Transcribe the records below exactly, leaving out any pictures.

__Supplied records__:
┄┄┄┄┄┄┄┄┄┄┄┄┄┄┄┄┄┄┄┄

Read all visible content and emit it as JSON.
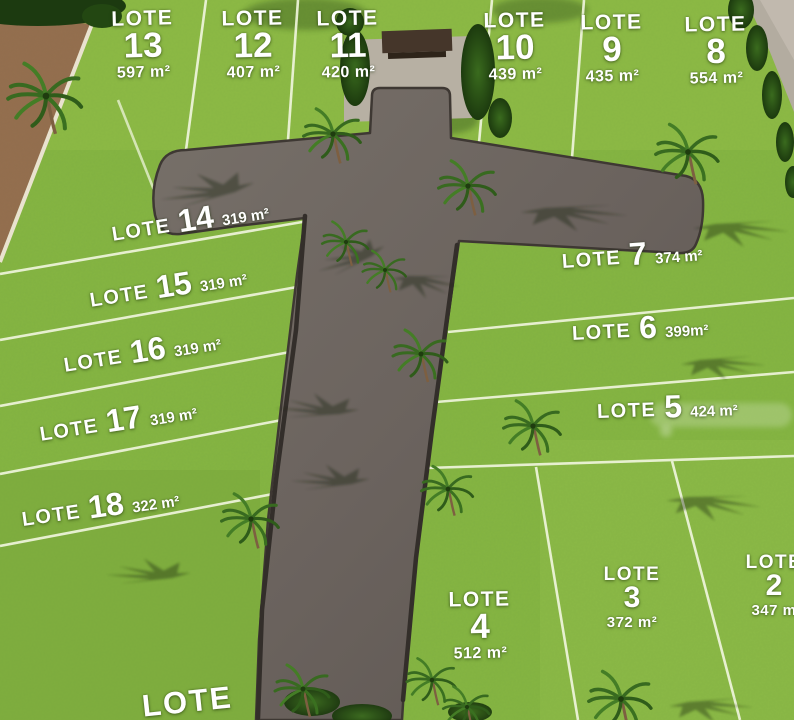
{
  "lots": [
    {
      "name": "LOTE",
      "number": "13",
      "area": "597 m²"
    },
    {
      "name": "LOTE",
      "number": "12",
      "area": "407 m²"
    },
    {
      "name": "LOTE",
      "number": "11",
      "area": "420 m²"
    },
    {
      "name": "LOTE",
      "number": "10",
      "area": "439 m²"
    },
    {
      "name": "LOTE",
      "number": "9",
      "area": "435 m²"
    },
    {
      "name": "LOTE",
      "number": "8",
      "area": "554 m²"
    },
    {
      "name": "LOTE",
      "number": "14",
      "area": "319 m²"
    },
    {
      "name": "LOTE",
      "number": "15",
      "area": "319 m²"
    },
    {
      "name": "LOTE",
      "number": "16",
      "area": "319 m²"
    },
    {
      "name": "LOTE",
      "number": "17",
      "area": "319 m²"
    },
    {
      "name": "LOTE",
      "number": "18",
      "area": "322 m²"
    },
    {
      "name": "LOTE",
      "number": "7",
      "area": "374 m²"
    },
    {
      "name": "LOTE",
      "number": "6",
      "area": "399m²"
    },
    {
      "name": "LOTE",
      "number": "5",
      "area": "424 m²"
    },
    {
      "name": "LOTE",
      "number": "3",
      "area": "372 m²"
    },
    {
      "name": "LOTE",
      "number": "2",
      "area": "347 m"
    },
    {
      "name": "LOTE",
      "number": "4",
      "area": "512 m²"
    },
    {
      "name": "LOTE",
      "number": "",
      "area": ""
    }
  ],
  "colors": {
    "grass": "#85B542",
    "road": "#6E6560",
    "boundary_line": "#EFF5DC",
    "mulch": "#936E4E",
    "label_text": "#FFFFFF",
    "foliage": "#2E5A1D"
  }
}
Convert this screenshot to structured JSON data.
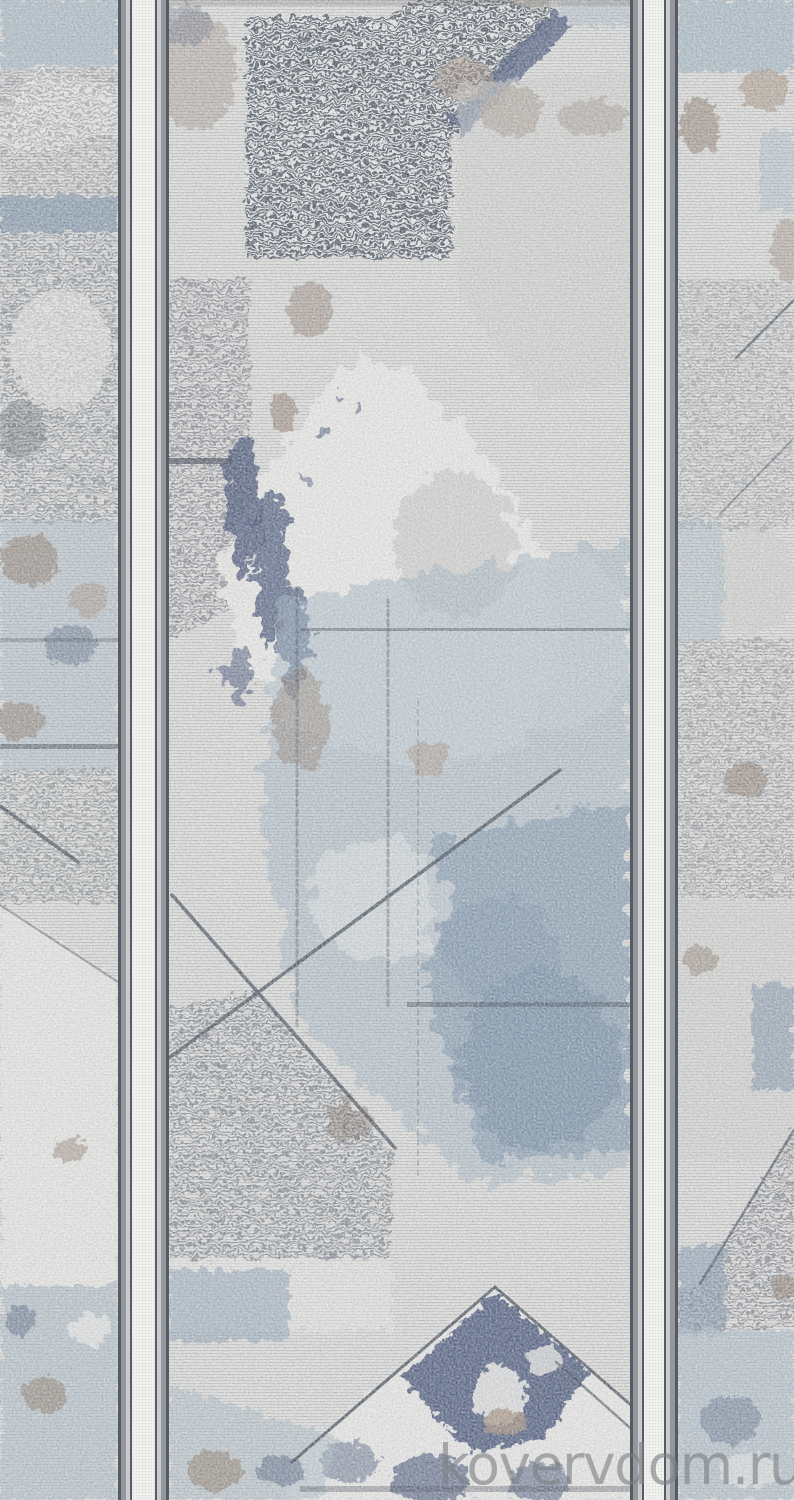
{
  "watermark": {
    "text": "kovervdom.ru"
  },
  "palette": {
    "base": "#e9e8e4",
    "ink": "#3b4350",
    "stripe_dark": "#4e565e",
    "navy": "#3f4f74",
    "denim": "#7b93ab",
    "deep_denim": "#6d86a2",
    "steel": "#9db4c4",
    "blue_gray": "#a9bbc7",
    "brown": "#8d7867",
    "taupe": "#a6907d",
    "light_patch": "#f2f1ed",
    "gray_patch": "#d4d4d0",
    "band_dark": "#565c63",
    "band_gray": "#94989c",
    "band_light": "#c9cbcd",
    "band_white": "#f1f1ef",
    "band_dot": "#d9d9d5",
    "watermark_color": "#7d8084"
  }
}
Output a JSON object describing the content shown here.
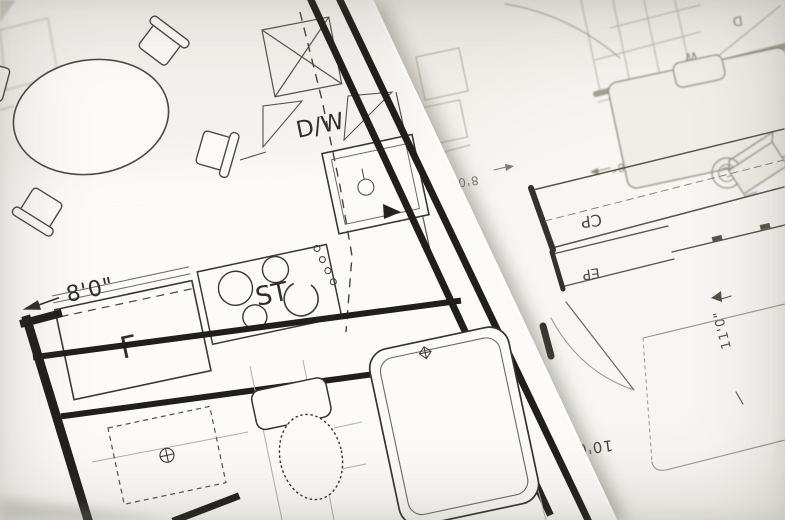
{
  "front_plan": {
    "labels": {
      "dishwasher": "D/W",
      "stove": "ST",
      "refrigerator": "F"
    },
    "dimensions": {
      "counter_run": "8'0\""
    }
  },
  "back_plan": {
    "labels": {
      "closet_cp": "CP",
      "closet_ep": "EP",
      "washer": "W",
      "dryer": "D"
    },
    "dimensions": {
      "bedroom_width": "11'0\"",
      "bedroom_length": "10'0\"",
      "closet_run": "8'0\"",
      "upper_dim": "7'8\"",
      "side_dim": "4'8\""
    }
  },
  "colors": {
    "ink_front": "#2f2e2a",
    "ink_back": "#6b685f",
    "wall": "#201f1c",
    "paper_front": "#fcfbf8",
    "paper_back": "#efede7"
  }
}
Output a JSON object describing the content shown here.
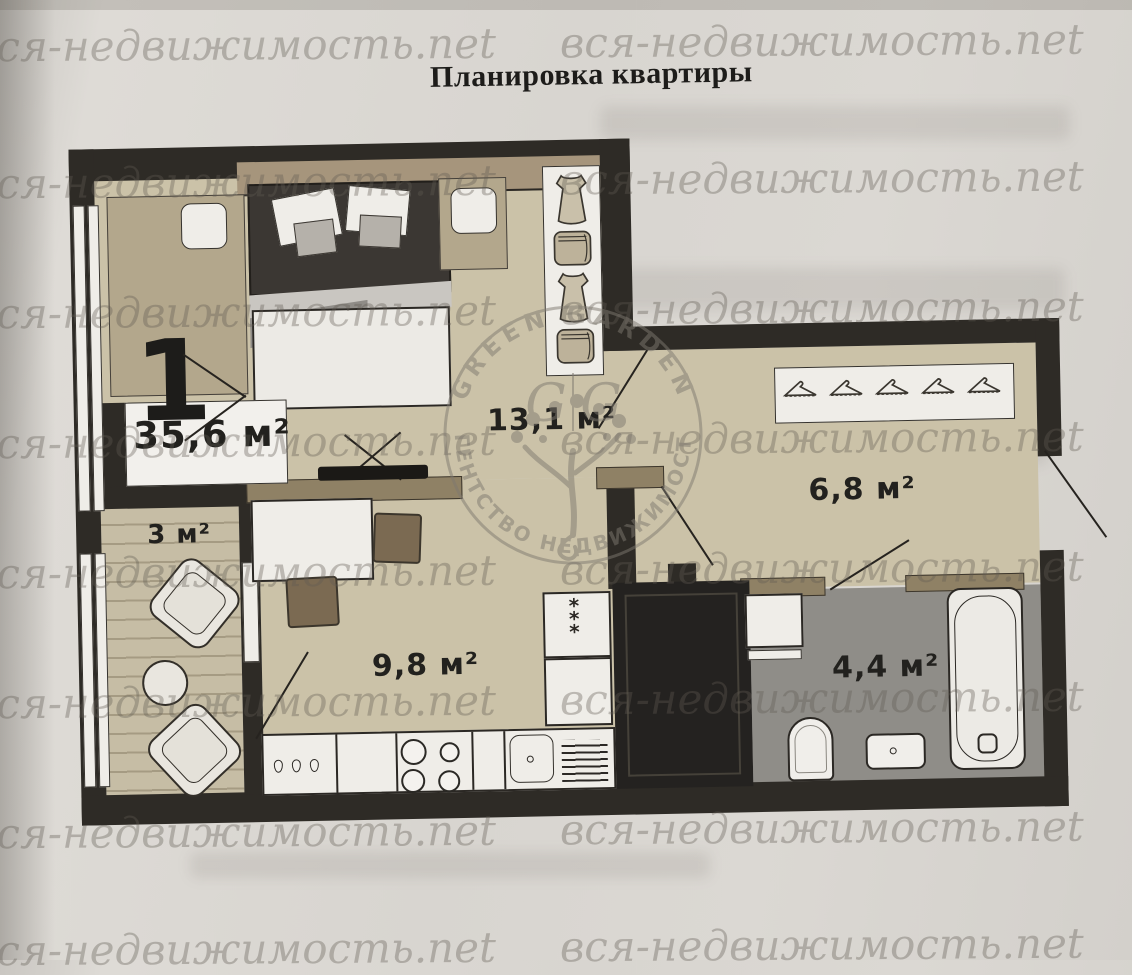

┄┄┄┄┄┄┄┄┄┄┄┄┄┄┄┄┄┄┄┄

__Answer__:
Read all visible content and emit it as JSON.
{
  "lots": [
    {
      "name": "LOTE",
      "number": "13",
      "area": "597 m²"
    },
    {
      "name": "LOTE",
      "number": "12",
      "area": "407 m²"
    },
    {
      "name": "LOTE",
      "number": "11",
      "area": "420 m²"
    },
    {
      "name": "LOTE",
      "number": "10",
      "area": "439 m²"
    },
    {
      "name": "LOTE",
      "number": "9",
      "area": "435 m²"
    },
    {
      "name": "LOTE",
      "number": "8",
      "area": "554 m²"
    },
    {
      "name": "LOTE",
      "number": "14",
      "area": "319 m²"
    },
    {
      "name": "LOTE",
      "number": "15",
      "area": "319 m²"
    },
    {
      "name": "LOTE",
      "number": "16",
      "area": "319 m²"
    },
    {
      "name": "LOTE",
      "number": "17",
      "area": "319 m²"
    },
    {
      "name": "LOTE",
      "number": "18",
      "area": "322 m²"
    },
    {
      "name": "LOTE",
      "number": "7",
      "area": "374 m²"
    },
    {
      "name": "LOTE",
      "number": "6",
      "area": "399m²"
    },
    {
      "name": "LOTE",
      "number": "5",
      "area": "424 m²"
    },
    {
      "name": "LOTE",
      "number": "3",
      "area": "372 m²"
    },
    {
      "name": "LOTE",
      "number": "2",
      "area": "347 m"
    },
    {
      "name": "LOTE",
      "number": "4",
      "area": "512 m²"
    },
    {
      "name": "LOTE",
      "number": "",
      "area": ""
    }
  ],
  "colors": {
    "grass": "#85B542",
    "road": "#6E6560",
    "boundary_line": "#EFF5DC",
    "mulch": "#936E4E",
    "label_text": "#FFFFFF",
    "foliage": "#2E5A1D"
  }
}
Convert this screenshot to structured JSON data.
{
  "watermark": {
    "text": "kovervdom.ru"
  },
  "palette": {
    "base": "#e9e8e4",
    "ink": "#3b4350",
    "stripe_dark": "#4e565e",
    "navy": "#3f4f74",
    "denim": "#7b93ab",
    "deep_denim": "#6d86a2",
    "steel": "#9db4c4",
    "blue_gray": "#a9bbc7",
    "brown": "#8d7867",
    "taupe": "#a6907d",
    "light_patch": "#f2f1ed",
    "gray_patch": "#d4d4d0",
    "band_dark": "#565c63",
    "band_gray": "#94989c",
    "band_light": "#c9cbcd",
    "band_white": "#f1f1ef",
    "band_dot": "#d9d9d5",
    "watermark_color": "#7d8084"
  }
}
Output a JSON object describing the content shown here.
{
  "front_plan": {
    "labels": {
      "dishwasher": "D/W",
      "stove": "ST",
      "refrigerator": "F"
    },
    "dimensions": {
      "counter_run": "8'0\""
    }
  },
  "back_plan": {
    "labels": {
      "closet_cp": "CP",
      "closet_ep": "EP",
      "washer": "W",
      "dryer": "D"
    },
    "dimensions": {
      "bedroom_width": "11'0\"",
      "bedroom_length": "10'0\"",
      "closet_run": "8'0\"",
      "upper_dim": "7'8\"",
      "side_dim": "4'8\""
    }
  },
  "colors": {
    "ink_front": "#2f2e2a",
    "ink_back": "#6b685f",
    "wall": "#201f1c",
    "paper_front": "#fcfbf8",
    "paper_back": "#efede7"
  }
}
Output a JSON object describing the content shown here.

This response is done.